***** Material provided

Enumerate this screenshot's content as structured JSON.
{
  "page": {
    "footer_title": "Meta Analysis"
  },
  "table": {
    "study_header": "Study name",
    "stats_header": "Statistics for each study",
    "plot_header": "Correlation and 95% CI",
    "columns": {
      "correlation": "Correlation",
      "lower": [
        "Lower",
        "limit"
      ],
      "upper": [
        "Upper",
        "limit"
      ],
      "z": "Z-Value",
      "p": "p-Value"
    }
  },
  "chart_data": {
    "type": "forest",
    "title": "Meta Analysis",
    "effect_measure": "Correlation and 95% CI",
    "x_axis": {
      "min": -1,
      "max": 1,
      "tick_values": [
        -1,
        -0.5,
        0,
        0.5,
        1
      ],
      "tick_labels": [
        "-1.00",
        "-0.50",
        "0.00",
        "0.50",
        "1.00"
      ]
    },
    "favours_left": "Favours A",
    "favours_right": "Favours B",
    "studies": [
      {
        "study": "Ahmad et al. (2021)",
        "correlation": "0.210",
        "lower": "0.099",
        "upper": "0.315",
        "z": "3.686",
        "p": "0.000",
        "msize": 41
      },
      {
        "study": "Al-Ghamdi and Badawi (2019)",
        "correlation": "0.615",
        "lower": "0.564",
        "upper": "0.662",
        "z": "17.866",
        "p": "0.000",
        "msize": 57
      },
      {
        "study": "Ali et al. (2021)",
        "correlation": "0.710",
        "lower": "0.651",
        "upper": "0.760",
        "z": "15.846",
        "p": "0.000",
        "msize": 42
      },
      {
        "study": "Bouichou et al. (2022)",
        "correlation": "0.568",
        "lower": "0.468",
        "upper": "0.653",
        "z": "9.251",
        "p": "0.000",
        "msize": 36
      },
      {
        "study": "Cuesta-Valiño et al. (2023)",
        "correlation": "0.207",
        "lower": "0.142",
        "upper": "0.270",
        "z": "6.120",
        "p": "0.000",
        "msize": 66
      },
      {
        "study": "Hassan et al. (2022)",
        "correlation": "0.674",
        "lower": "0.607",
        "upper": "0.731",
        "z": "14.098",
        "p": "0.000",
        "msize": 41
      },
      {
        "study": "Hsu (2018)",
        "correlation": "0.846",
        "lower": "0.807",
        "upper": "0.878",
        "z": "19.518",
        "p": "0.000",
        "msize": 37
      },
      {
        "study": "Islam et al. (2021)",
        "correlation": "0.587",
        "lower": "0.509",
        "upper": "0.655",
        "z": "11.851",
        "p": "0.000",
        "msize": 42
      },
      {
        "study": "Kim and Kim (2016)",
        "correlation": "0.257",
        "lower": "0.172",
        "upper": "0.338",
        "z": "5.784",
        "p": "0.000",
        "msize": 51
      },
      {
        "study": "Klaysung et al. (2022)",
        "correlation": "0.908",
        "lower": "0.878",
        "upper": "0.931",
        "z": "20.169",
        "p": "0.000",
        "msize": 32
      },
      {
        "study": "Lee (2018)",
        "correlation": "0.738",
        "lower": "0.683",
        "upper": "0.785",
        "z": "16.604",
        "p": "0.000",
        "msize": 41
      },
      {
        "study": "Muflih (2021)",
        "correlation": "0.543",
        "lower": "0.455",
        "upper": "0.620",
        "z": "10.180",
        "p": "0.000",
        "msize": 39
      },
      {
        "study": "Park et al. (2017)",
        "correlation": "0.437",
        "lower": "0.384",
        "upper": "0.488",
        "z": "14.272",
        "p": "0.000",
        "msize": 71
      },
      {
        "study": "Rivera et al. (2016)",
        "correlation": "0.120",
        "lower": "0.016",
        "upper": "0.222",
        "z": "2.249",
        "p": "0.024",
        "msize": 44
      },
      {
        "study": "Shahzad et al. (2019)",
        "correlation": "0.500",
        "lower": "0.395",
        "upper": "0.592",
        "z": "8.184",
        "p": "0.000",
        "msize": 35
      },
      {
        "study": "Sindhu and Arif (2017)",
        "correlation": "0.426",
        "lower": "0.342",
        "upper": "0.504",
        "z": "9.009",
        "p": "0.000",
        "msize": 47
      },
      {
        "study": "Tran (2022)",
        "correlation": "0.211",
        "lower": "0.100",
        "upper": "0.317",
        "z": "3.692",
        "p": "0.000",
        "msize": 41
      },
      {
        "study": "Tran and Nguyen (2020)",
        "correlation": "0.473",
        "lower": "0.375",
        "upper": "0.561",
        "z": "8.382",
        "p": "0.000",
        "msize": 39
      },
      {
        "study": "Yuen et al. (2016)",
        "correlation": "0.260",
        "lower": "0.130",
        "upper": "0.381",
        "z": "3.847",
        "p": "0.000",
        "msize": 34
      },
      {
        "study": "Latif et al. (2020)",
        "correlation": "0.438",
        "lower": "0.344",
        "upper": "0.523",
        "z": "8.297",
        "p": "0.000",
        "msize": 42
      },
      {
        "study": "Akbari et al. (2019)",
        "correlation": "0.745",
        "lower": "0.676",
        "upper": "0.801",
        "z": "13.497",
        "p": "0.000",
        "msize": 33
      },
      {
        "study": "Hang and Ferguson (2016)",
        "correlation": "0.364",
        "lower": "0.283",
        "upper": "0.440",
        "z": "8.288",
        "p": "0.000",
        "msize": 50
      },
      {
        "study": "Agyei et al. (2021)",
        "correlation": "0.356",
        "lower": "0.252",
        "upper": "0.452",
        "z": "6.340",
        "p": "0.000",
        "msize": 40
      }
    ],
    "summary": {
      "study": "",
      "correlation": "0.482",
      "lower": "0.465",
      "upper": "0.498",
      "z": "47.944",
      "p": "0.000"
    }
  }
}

**********

Repeat the records exactly, including every line.

## Solution
Enumerate this screenshot's content as structured JSON.
{
  "page": {
    "footer_title": "Meta Analysis"
  },
  "table": {
    "study_header": "Study name",
    "stats_header": "Statistics for each study",
    "plot_header": "Correlation and 95% CI",
    "columns": {
      "correlation": "Correlation",
      "lower": [
        "Lower",
        "limit"
      ],
      "upper": [
        "Upper",
        "limit"
      ],
      "z": "Z-Value",
      "p": "p-Value"
    }
  },
  "chart_data": {
    "type": "forest",
    "title": "Meta Analysis",
    "effect_measure": "Correlation and 95% CI",
    "x_axis": {
      "min": -1,
      "max": 1,
      "tick_values": [
        -1,
        -0.5,
        0,
        0.5,
        1
      ],
      "tick_labels": [
        "-1.00",
        "-0.50",
        "0.00",
        "0.50",
        "1.00"
      ]
    },
    "favours_left": "Favours A",
    "favours_right": "Favours B",
    "studies": [
      {
        "study": "Ahmad et al. (2021)",
        "correlation": "0.210",
        "lower": "0.099",
        "upper": "0.315",
        "z": "3.686",
        "p": "0.000",
        "msize": 41
      },
      {
        "study": "Al-Ghamdi and Badawi (2019)",
        "correlation": "0.615",
        "lower": "0.564",
        "upper": "0.662",
        "z": "17.866",
        "p": "0.000",
        "msize": 57
      },
      {
        "study": "Ali et al. (2021)",
        "correlation": "0.710",
        "lower": "0.651",
        "upper": "0.760",
        "z": "15.846",
        "p": "0.000",
        "msize": 42
      },
      {
        "study": "Bouichou et al. (2022)",
        "correlation": "0.568",
        "lower": "0.468",
        "upper": "0.653",
        "z": "9.251",
        "p": "0.000",
        "msize": 36
      },
      {
        "study": "Cuesta-Valiño et al. (2023)",
        "correlation": "0.207",
        "lower": "0.142",
        "upper": "0.270",
        "z": "6.120",
        "p": "0.000",
        "msize": 66
      },
      {
        "study": "Hassan et al. (2022)",
        "correlation": "0.674",
        "lower": "0.607",
        "upper": "0.731",
        "z": "14.098",
        "p": "0.000",
        "msize": 41
      },
      {
        "study": "Hsu (2018)",
        "correlation": "0.846",
        "lower": "0.807",
        "upper": "0.878",
        "z": "19.518",
        "p": "0.000",
        "msize": 37
      },
      {
        "study": "Islam et al. (2021)",
        "correlation": "0.587",
        "lower": "0.509",
        "upper": "0.655",
        "z": "11.851",
        "p": "0.000",
        "msize": 42
      },
      {
        "study": "Kim and Kim (2016)",
        "correlation": "0.257",
        "lower": "0.172",
        "upper": "0.338",
        "z": "5.784",
        "p": "0.000",
        "msize": 51
      },
      {
        "study": "Klaysung et al. (2022)",
        "correlation": "0.908",
        "lower": "0.878",
        "upper": "0.931",
        "z": "20.169",
        "p": "0.000",
        "msize": 32
      },
      {
        "study": "Lee (2018)",
        "correlation": "0.738",
        "lower": "0.683",
        "upper": "0.785",
        "z": "16.604",
        "p": "0.000",
        "msize": 41
      },
      {
        "study": "Muflih (2021)",
        "correlation": "0.543",
        "lower": "0.455",
        "upper": "0.620",
        "z": "10.180",
        "p": "0.000",
        "msize": 39
      },
      {
        "study": "Park et al. (2017)",
        "correlation": "0.437",
        "lower": "0.384",
        "upper": "0.488",
        "z": "14.272",
        "p": "0.000",
        "msize": 71
      },
      {
        "study": "Rivera et al. (2016)",
        "correlation": "0.120",
        "lower": "0.016",
        "upper": "0.222",
        "z": "2.249",
        "p": "0.024",
        "msize": 44
      },
      {
        "study": "Shahzad et al. (2019)",
        "correlation": "0.500",
        "lower": "0.395",
        "upper": "0.592",
        "z": "8.184",
        "p": "0.000",
        "msize": 35
      },
      {
        "study": "Sindhu and Arif (2017)",
        "correlation": "0.426",
        "lower": "0.342",
        "upper": "0.504",
        "z": "9.009",
        "p": "0.000",
        "msize": 47
      },
      {
        "study": "Tran (2022)",
        "correlation": "0.211",
        "lower": "0.100",
        "upper": "0.317",
        "z": "3.692",
        "p": "0.000",
        "msize": 41
      },
      {
        "study": "Tran and Nguyen (2020)",
        "correlation": "0.473",
        "lower": "0.375",
        "upper": "0.561",
        "z": "8.382",
        "p": "0.000",
        "msize": 39
      },
      {
        "study": "Yuen et al. (2016)",
        "correlation": "0.260",
        "lower": "0.130",
        "upper": "0.381",
        "z": "3.847",
        "p": "0.000",
        "msize": 34
      },
      {
        "study": "Latif et al. (2020)",
        "correlation": "0.438",
        "lower": "0.344",
        "upper": "0.523",
        "z": "8.297",
        "p": "0.000",
        "msize": 42
      },
      {
        "study": "Akbari et al. (2019)",
        "correlation": "0.745",
        "lower": "0.676",
        "upper": "0.801",
        "z": "13.497",
        "p": "0.000",
        "msize": 33
      },
      {
        "study": "Hang and Ferguson (2016)",
        "correlation": "0.364",
        "lower": "0.283",
        "upper": "0.440",
        "z": "8.288",
        "p": "0.000",
        "msize": 50
      },
      {
        "study": "Agyei et al. (2021)",
        "correlation": "0.356",
        "lower": "0.252",
        "upper": "0.452",
        "z": "6.340",
        "p": "0.000",
        "msize": 40
      }
    ],
    "summary": {
      "study": "",
      "correlation": "0.482",
      "lower": "0.465",
      "upper": "0.498",
      "z": "47.944",
      "p": "0.000"
    }
  }
}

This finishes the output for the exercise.